▸ **STATED GOAL**
Skip the pictures. Reproduce all other material exactly.

▸ **THE RECORDS**
##############################

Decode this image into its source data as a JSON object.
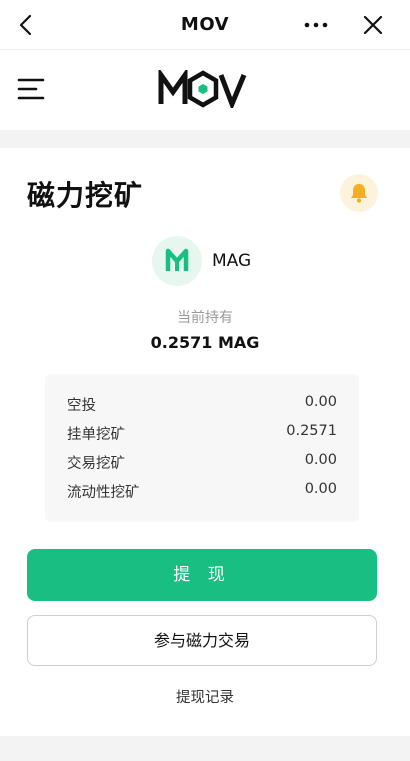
{
  "topbar": {
    "title": "MOV",
    "back_icon": "chevron-left-icon",
    "more_icon": "more-horizontal-icon",
    "close_icon": "close-icon"
  },
  "appbar": {
    "menu_icon": "hamburger-menu-icon",
    "logo_text": "MOV"
  },
  "mining": {
    "title": "磁力挖矿",
    "bell_icon": "bell-icon",
    "token": {
      "name": "MAG",
      "icon": "mag-token-icon"
    },
    "holding_label": "当前持有",
    "holding_value": "0.2571 MAG",
    "details": [
      {
        "label": "空投",
        "value": "0.00"
      },
      {
        "label": "挂单挖矿",
        "value": "0.2571"
      },
      {
        "label": "交易挖矿",
        "value": "0.00"
      },
      {
        "label": "流动性挖矿",
        "value": "0.00"
      }
    ],
    "withdraw_button": "提 现",
    "trade_button": "参与磁力交易",
    "withdraw_record_link": "提现记录"
  },
  "colors": {
    "accent": "#19bf82",
    "bell": "#f2b01e",
    "bell_bg": "#fdf3dc"
  }
}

##############################

▸ **OUTPUT**
Decode this image into its source data as a JSON object.
{
  "topbar": {
    "title": "MOV",
    "back_icon": "chevron-left-icon",
    "more_icon": "more-horizontal-icon",
    "close_icon": "close-icon"
  },
  "appbar": {
    "menu_icon": "hamburger-menu-icon",
    "logo_text": "MOV"
  },
  "mining": {
    "title": "磁力挖矿",
    "bell_icon": "bell-icon",
    "token": {
      "name": "MAG",
      "icon": "mag-token-icon"
    },
    "holding_label": "当前持有",
    "holding_value": "0.2571 MAG",
    "details": [
      {
        "label": "空投",
        "value": "0.00"
      },
      {
        "label": "挂单挖矿",
        "value": "0.2571"
      },
      {
        "label": "交易挖矿",
        "value": "0.00"
      },
      {
        "label": "流动性挖矿",
        "value": "0.00"
      }
    ],
    "withdraw_button": "提 现",
    "trade_button": "参与磁力交易",
    "withdraw_record_link": "提现记录"
  },
  "colors": {
    "accent": "#19bf82",
    "bell": "#f2b01e",
    "bell_bg": "#fdf3dc"
  }
}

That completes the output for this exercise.